--- Stored rows ---

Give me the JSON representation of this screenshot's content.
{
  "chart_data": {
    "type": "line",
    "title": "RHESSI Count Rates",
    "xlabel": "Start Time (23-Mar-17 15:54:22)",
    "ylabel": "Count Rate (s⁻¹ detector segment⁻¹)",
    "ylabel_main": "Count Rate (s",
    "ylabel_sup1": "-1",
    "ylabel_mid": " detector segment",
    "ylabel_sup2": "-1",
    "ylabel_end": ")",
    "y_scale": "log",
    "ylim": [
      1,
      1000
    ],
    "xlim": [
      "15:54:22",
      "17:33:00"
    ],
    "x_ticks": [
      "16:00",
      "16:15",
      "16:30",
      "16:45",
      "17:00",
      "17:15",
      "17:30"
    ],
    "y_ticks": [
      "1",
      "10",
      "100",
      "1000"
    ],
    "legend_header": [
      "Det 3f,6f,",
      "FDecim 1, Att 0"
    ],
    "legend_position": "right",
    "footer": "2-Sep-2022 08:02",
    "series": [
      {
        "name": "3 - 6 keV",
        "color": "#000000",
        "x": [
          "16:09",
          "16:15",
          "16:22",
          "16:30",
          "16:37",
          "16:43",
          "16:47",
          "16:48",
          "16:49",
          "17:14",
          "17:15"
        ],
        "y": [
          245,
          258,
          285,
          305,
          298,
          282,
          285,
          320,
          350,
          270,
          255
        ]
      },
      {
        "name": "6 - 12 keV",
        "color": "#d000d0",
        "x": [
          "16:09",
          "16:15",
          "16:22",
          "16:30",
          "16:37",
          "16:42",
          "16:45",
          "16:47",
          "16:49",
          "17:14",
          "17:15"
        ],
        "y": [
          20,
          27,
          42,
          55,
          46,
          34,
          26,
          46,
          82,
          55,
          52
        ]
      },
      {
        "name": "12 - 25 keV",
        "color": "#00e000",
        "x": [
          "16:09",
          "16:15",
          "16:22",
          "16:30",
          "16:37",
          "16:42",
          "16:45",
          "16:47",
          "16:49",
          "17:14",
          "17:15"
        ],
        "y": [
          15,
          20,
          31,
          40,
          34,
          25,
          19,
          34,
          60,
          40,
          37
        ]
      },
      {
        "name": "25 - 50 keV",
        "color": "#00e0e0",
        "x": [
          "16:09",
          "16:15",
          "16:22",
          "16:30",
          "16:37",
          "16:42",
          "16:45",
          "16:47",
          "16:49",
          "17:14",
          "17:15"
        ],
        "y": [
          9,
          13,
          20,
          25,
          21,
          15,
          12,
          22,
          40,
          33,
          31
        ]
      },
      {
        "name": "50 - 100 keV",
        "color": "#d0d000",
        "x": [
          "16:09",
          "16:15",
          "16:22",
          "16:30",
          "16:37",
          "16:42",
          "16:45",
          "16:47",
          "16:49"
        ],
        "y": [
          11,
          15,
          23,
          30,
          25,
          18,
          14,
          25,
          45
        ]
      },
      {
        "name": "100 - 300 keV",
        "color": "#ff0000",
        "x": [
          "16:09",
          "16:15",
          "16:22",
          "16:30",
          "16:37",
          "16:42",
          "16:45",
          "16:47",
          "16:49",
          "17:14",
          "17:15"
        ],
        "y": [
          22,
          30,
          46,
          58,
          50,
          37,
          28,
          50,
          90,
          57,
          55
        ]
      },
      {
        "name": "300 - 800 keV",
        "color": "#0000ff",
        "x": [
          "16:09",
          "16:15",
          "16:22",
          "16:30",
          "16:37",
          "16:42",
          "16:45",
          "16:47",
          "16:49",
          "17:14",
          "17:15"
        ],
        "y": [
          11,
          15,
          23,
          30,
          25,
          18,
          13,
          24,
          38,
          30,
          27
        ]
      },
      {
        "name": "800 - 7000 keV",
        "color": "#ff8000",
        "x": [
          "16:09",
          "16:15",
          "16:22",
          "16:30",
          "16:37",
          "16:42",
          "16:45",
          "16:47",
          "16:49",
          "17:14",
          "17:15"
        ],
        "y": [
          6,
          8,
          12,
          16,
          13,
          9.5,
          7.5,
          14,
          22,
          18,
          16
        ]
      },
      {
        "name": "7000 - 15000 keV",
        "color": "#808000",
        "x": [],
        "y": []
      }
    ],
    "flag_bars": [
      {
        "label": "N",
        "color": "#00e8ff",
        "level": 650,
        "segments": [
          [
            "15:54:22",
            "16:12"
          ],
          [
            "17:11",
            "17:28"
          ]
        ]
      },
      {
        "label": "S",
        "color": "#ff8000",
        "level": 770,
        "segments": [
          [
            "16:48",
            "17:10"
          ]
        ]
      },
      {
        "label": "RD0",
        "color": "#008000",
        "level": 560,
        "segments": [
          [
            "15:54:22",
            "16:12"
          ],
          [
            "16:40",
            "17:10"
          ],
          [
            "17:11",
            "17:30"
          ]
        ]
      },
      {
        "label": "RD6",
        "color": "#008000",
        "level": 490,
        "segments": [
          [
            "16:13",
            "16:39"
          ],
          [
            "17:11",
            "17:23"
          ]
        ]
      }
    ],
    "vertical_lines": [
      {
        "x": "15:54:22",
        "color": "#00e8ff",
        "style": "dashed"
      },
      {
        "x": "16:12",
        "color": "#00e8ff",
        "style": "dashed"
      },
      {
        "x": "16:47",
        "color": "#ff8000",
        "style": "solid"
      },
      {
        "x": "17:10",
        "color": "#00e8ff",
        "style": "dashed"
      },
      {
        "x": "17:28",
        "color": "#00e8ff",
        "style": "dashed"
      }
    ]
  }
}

---

--- Exercise description ---
Reproduce every line from the entries that holds the word "level".

--- Worked answer ---
        "level": 650,
        "level": 770,
        "level": 560,
        "level": 490,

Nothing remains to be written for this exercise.